* About this task
The entries are to be written out word for word, with their images left out.

[Collected data entries]
:::::

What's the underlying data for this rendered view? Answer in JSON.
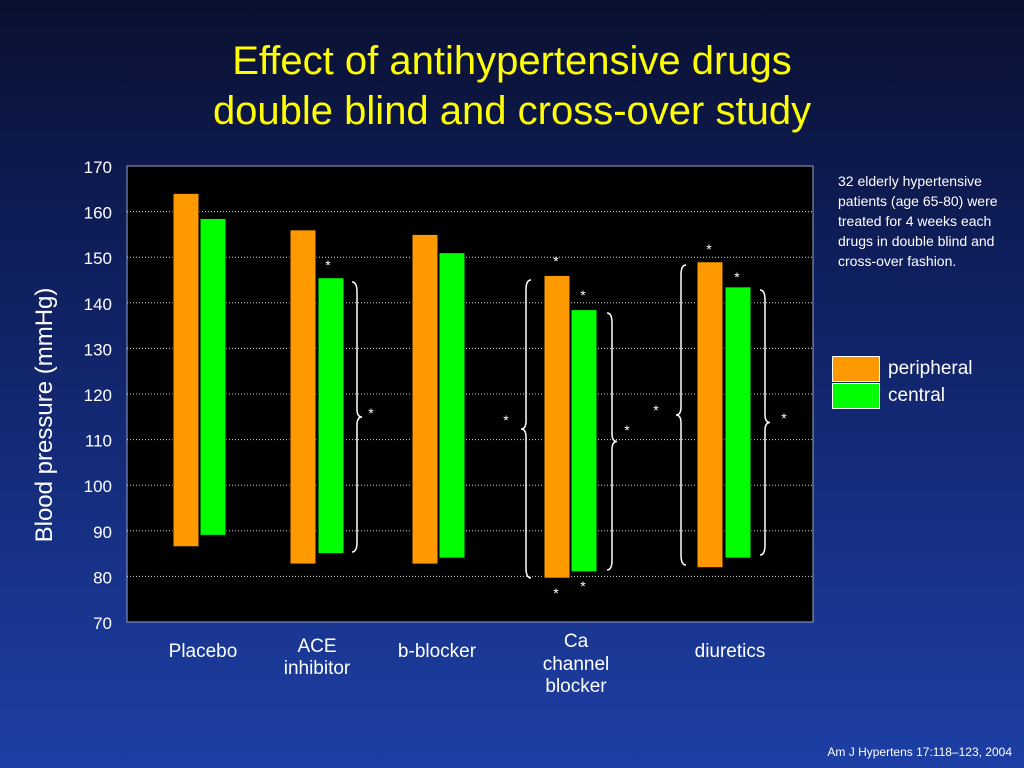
{
  "title_line1": "Effect of antihypertensive drugs",
  "title_line2": "double blind and cross-over study",
  "note": "32 elderly hypertensive patients (age 65-80) were treated for 4 weeks each drugs in double blind and cross-over fashion.",
  "source": "Am J Hypertens 17:118–123, 2004",
  "colors": {
    "peripheral": "#ff9900",
    "central": "#00ff00",
    "plot_bg": "#000000",
    "title": "#ffff00"
  },
  "chart_data": {
    "type": "bar",
    "subtype": "floating range bars",
    "categories": [
      [
        "Placebo"
      ],
      [
        "ACE",
        "inhibitor"
      ],
      [
        "b-blocker"
      ],
      [
        "Ca",
        "channel",
        "blocker"
      ],
      [
        "diuretics"
      ]
    ],
    "ylabel": "Blood pressure  (mmHg)",
    "xlabel": "",
    "ylim": [
      70,
      170
    ],
    "yticks": [
      70,
      80,
      90,
      100,
      110,
      120,
      130,
      140,
      150,
      160,
      170
    ],
    "grid": "horizontal dotted",
    "legend_placement": "right",
    "series": [
      {
        "name": "peripheral",
        "color": "#ff9900",
        "low": [
          86.5,
          82.7,
          82.7,
          79.6,
          81.9
        ],
        "high": [
          164.0,
          156.0,
          155.0,
          146.0,
          149.0
        ]
      },
      {
        "name": "central",
        "color": "#00ff00",
        "low": [
          89.0,
          85.0,
          84.0,
          81.0,
          84.0
        ],
        "high": [
          158.5,
          145.5,
          151.0,
          138.5,
          143.5
        ]
      }
    ],
    "significance_marker": "*"
  }
}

:::::

* Result
What's the underlying data for this rendered view? Answer in JSON.
{
  "title_line1": "Effect of antihypertensive drugs",
  "title_line2": "double blind and cross-over study",
  "note": "32 elderly hypertensive patients (age 65-80) were treated for 4 weeks each drugs in double blind and cross-over fashion.",
  "source": "Am J Hypertens 17:118–123, 2004",
  "colors": {
    "peripheral": "#ff9900",
    "central": "#00ff00",
    "plot_bg": "#000000",
    "title": "#ffff00"
  },
  "chart_data": {
    "type": "bar",
    "subtype": "floating range bars",
    "categories": [
      [
        "Placebo"
      ],
      [
        "ACE",
        "inhibitor"
      ],
      [
        "b-blocker"
      ],
      [
        "Ca",
        "channel",
        "blocker"
      ],
      [
        "diuretics"
      ]
    ],
    "ylabel": "Blood pressure  (mmHg)",
    "xlabel": "",
    "ylim": [
      70,
      170
    ],
    "yticks": [
      70,
      80,
      90,
      100,
      110,
      120,
      130,
      140,
      150,
      160,
      170
    ],
    "grid": "horizontal dotted",
    "legend_placement": "right",
    "series": [
      {
        "name": "peripheral",
        "color": "#ff9900",
        "low": [
          86.5,
          82.7,
          82.7,
          79.6,
          81.9
        ],
        "high": [
          164.0,
          156.0,
          155.0,
          146.0,
          149.0
        ]
      },
      {
        "name": "central",
        "color": "#00ff00",
        "low": [
          89.0,
          85.0,
          84.0,
          81.0,
          84.0
        ],
        "high": [
          158.5,
          145.5,
          151.0,
          138.5,
          143.5
        ]
      }
    ],
    "significance_marker": "*"
  }
}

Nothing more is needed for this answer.